Repeat each line of the material below exactly as it appears, minus any pictures.
────────
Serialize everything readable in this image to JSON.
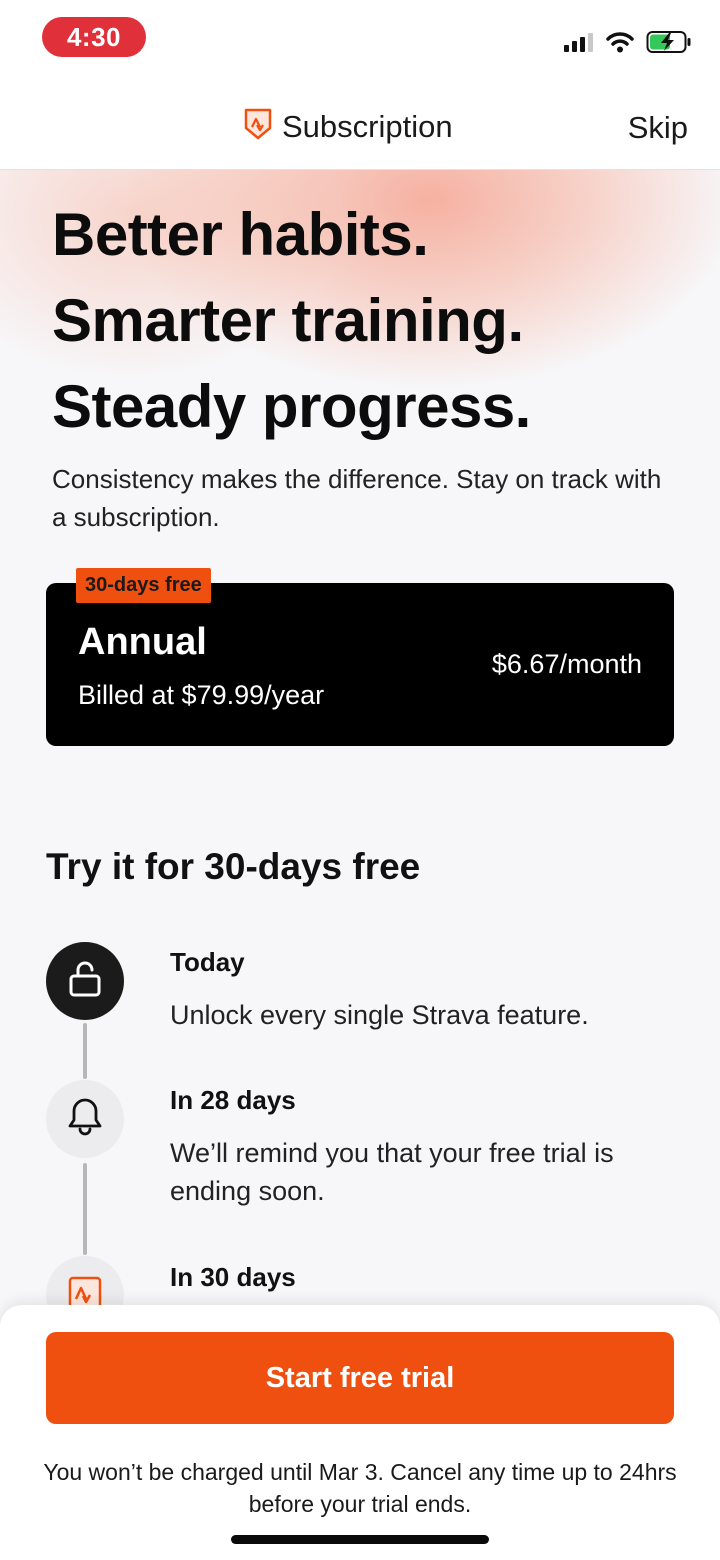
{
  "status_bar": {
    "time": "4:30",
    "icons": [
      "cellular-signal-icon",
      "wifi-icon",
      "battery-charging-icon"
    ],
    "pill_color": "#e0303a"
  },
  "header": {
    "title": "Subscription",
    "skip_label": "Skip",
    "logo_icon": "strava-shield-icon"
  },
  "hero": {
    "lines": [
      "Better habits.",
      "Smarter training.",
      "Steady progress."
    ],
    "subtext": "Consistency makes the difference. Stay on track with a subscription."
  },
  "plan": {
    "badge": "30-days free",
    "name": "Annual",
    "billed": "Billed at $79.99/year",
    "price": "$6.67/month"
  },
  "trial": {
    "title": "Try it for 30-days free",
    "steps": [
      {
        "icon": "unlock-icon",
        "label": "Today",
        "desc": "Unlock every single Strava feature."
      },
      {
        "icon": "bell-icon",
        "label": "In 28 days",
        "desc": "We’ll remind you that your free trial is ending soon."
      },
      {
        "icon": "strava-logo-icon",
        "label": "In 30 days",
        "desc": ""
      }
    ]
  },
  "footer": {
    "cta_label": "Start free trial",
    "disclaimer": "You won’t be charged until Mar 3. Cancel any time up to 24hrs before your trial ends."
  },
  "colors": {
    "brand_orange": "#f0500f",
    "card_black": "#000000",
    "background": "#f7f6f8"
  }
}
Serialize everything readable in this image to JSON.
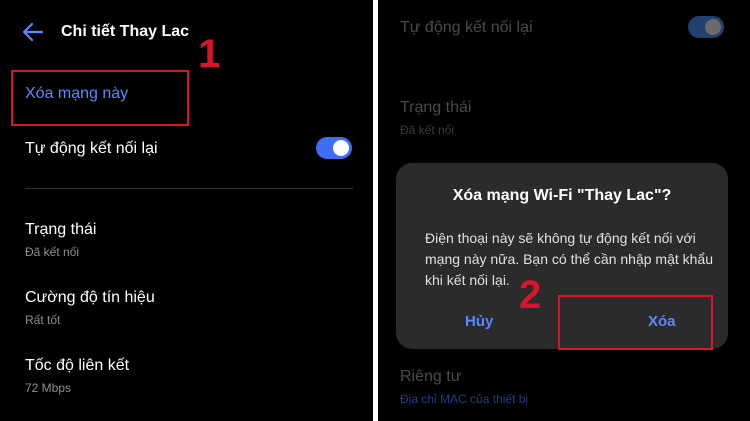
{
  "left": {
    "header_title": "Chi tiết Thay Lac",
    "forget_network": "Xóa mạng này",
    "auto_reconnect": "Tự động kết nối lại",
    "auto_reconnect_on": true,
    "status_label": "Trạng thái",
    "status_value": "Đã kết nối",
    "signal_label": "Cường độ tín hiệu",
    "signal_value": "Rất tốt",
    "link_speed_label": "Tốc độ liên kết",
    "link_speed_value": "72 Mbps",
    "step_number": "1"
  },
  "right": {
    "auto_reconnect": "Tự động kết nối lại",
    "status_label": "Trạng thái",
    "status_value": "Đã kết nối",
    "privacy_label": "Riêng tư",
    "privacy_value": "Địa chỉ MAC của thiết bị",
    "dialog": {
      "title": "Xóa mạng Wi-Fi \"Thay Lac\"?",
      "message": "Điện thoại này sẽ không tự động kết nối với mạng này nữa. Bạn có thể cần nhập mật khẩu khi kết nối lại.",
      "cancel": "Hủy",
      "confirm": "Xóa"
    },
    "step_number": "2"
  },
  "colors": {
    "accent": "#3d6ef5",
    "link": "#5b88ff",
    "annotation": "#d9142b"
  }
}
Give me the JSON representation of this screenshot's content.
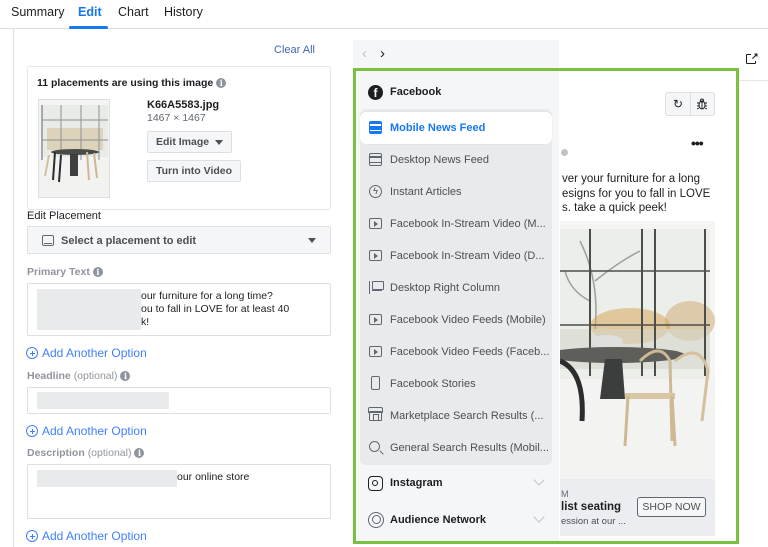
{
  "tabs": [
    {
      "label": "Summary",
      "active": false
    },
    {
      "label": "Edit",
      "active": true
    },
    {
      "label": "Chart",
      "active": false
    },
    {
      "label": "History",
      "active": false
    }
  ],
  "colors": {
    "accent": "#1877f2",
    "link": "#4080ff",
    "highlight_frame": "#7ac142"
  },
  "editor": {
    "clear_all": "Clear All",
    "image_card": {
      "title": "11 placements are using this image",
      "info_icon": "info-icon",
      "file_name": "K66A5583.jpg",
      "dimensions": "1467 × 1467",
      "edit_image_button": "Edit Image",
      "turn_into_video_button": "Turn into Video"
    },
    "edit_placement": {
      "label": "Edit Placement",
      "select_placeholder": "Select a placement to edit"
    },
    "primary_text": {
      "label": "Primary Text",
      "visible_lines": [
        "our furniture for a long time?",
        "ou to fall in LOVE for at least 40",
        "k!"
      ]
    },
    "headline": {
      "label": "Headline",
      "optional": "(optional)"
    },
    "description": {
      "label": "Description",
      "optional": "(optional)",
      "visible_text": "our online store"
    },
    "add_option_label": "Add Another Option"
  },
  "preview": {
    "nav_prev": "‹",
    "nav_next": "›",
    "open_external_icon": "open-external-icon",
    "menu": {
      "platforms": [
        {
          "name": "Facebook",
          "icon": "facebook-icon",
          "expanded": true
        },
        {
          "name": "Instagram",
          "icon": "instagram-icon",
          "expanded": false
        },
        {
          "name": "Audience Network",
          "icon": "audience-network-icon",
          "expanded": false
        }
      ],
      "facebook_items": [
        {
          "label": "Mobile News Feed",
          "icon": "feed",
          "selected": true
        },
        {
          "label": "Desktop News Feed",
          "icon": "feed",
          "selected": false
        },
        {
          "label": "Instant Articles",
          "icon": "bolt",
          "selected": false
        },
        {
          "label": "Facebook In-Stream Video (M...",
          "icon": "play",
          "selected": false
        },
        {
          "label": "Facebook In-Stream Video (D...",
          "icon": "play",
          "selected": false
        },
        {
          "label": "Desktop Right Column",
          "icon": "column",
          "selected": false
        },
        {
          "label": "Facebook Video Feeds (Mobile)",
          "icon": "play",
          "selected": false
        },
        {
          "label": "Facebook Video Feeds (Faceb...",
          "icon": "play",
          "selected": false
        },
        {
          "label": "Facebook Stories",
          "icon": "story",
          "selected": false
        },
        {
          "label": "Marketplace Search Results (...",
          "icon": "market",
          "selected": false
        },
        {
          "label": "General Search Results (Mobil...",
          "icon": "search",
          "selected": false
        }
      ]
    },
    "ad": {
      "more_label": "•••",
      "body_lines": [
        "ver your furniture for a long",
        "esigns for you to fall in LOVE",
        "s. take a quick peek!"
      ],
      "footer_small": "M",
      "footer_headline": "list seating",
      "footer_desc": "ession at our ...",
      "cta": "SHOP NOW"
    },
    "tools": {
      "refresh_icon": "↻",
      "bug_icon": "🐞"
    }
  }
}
────────
Complete response:
Serialize everything readable in this image to JSON.
{
  "status_bar": {
    "time": "4:30",
    "icons": [
      "cellular-signal-icon",
      "wifi-icon",
      "battery-charging-icon"
    ],
    "pill_color": "#e0303a"
  },
  "header": {
    "title": "Subscription",
    "skip_label": "Skip",
    "logo_icon": "strava-shield-icon"
  },
  "hero": {
    "lines": [
      "Better habits.",
      "Smarter training.",
      "Steady progress."
    ],
    "subtext": "Consistency makes the difference. Stay on track with a subscription."
  },
  "plan": {
    "badge": "30-days free",
    "name": "Annual",
    "billed": "Billed at $79.99/year",
    "price": "$6.67/month"
  },
  "trial": {
    "title": "Try it for 30-days free",
    "steps": [
      {
        "icon": "unlock-icon",
        "label": "Today",
        "desc": "Unlock every single Strava feature."
      },
      {
        "icon": "bell-icon",
        "label": "In 28 days",
        "desc": "We’ll remind you that your free trial is ending soon."
      },
      {
        "icon": "strava-logo-icon",
        "label": "In 30 days",
        "desc": ""
      }
    ]
  },
  "footer": {
    "cta_label": "Start free trial",
    "disclaimer": "You won’t be charged until Mar 3. Cancel any time up to 24hrs before your trial ends."
  },
  "colors": {
    "brand_orange": "#f0500f",
    "card_black": "#000000",
    "background": "#f7f6f8"
  }
}
Serialize everything readable in this image to JSON.
{
  "left": {
    "header_title": "Chi tiết Thay Lac",
    "forget_network": "Xóa mạng này",
    "auto_reconnect": "Tự động kết nối lại",
    "auto_reconnect_on": true,
    "status_label": "Trạng thái",
    "status_value": "Đã kết nối",
    "signal_label": "Cường độ tín hiệu",
    "signal_value": "Rất tốt",
    "link_speed_label": "Tốc độ liên kết",
    "link_speed_value": "72 Mbps",
    "step_number": "1"
  },
  "right": {
    "auto_reconnect": "Tự động kết nối lại",
    "status_label": "Trạng thái",
    "status_value": "Đã kết nối",
    "privacy_label": "Riêng tư",
    "privacy_value": "Địa chỉ MAC của thiết bị",
    "dialog": {
      "title": "Xóa mạng Wi-Fi \"Thay Lac\"?",
      "message": "Điện thoại này sẽ không tự động kết nối với mạng này nữa. Bạn có thể cần nhập mật khẩu khi kết nối lại.",
      "cancel": "Hủy",
      "confirm": "Xóa"
    },
    "step_number": "2"
  },
  "colors": {
    "accent": "#3d6ef5",
    "link": "#5b88ff",
    "annotation": "#d9142b"
  }
}
Give me the JSON representation of this screenshot's content.
{
  "tabs": [
    {
      "label": "Summary",
      "active": false
    },
    {
      "label": "Edit",
      "active": true
    },
    {
      "label": "Chart",
      "active": false
    },
    {
      "label": "History",
      "active": false
    }
  ],
  "colors": {
    "accent": "#1877f2",
    "link": "#4080ff",
    "highlight_frame": "#7ac142"
  },
  "editor": {
    "clear_all": "Clear All",
    "image_card": {
      "title": "11 placements are using this image",
      "info_icon": "info-icon",
      "file_name": "K66A5583.jpg",
      "dimensions": "1467 × 1467",
      "edit_image_button": "Edit Image",
      "turn_into_video_button": "Turn into Video"
    },
    "edit_placement": {
      "label": "Edit Placement",
      "select_placeholder": "Select a placement to edit"
    },
    "primary_text": {
      "label": "Primary Text",
      "visible_lines": [
        "our furniture for a long time?",
        "ou to fall in LOVE for at least 40",
        "k!"
      ]
    },
    "headline": {
      "label": "Headline",
      "optional": "(optional)"
    },
    "description": {
      "label": "Description",
      "optional": "(optional)",
      "visible_text": "our online store"
    },
    "add_option_label": "Add Another Option"
  },
  "preview": {
    "nav_prev": "‹",
    "nav_next": "›",
    "open_external_icon": "open-external-icon",
    "menu": {
      "platforms": [
        {
          "name": "Facebook",
          "icon": "facebook-icon",
          "expanded": true
        },
        {
          "name": "Instagram",
          "icon": "instagram-icon",
          "expanded": false
        },
        {
          "name": "Audience Network",
          "icon": "audience-network-icon",
          "expanded": false
        }
      ],
      "facebook_items": [
        {
          "label": "Mobile News Feed",
          "icon": "feed",
          "selected": true
        },
        {
          "label": "Desktop News Feed",
          "icon": "feed",
          "selected": false
        },
        {
          "label": "Instant Articles",
          "icon": "bolt",
          "selected": false
        },
        {
          "label": "Facebook In-Stream Video (M...",
          "icon": "play",
          "selected": false
        },
        {
          "label": "Facebook In-Stream Video (D...",
          "icon": "play",
          "selected": false
        },
        {
          "label": "Desktop Right Column",
          "icon": "column",
          "selected": false
        },
        {
          "label": "Facebook Video Feeds (Mobile)",
          "icon": "play",
          "selected": false
        },
        {
          "label": "Facebook Video Feeds (Faceb...",
          "icon": "play",
          "selected": false
        },
        {
          "label": "Facebook Stories",
          "icon": "story",
          "selected": false
        },
        {
          "label": "Marketplace Search Results (...",
          "icon": "market",
          "selected": false
        },
        {
          "label": "General Search Results (Mobil...",
          "icon": "search",
          "selected": false
        }
      ]
    },
    "ad": {
      "more_label": "•••",
      "body_lines": [
        "ver your furniture for a long",
        "esigns for you to fall in LOVE",
        "s. take a quick peek!"
      ],
      "footer_small": "M",
      "footer_headline": "list seating",
      "footer_desc": "ession at our ...",
      "cta": "SHOP NOW"
    },
    "tools": {
      "refresh_icon": "↻",
      "bug_icon": "🐞"
    }
  }
}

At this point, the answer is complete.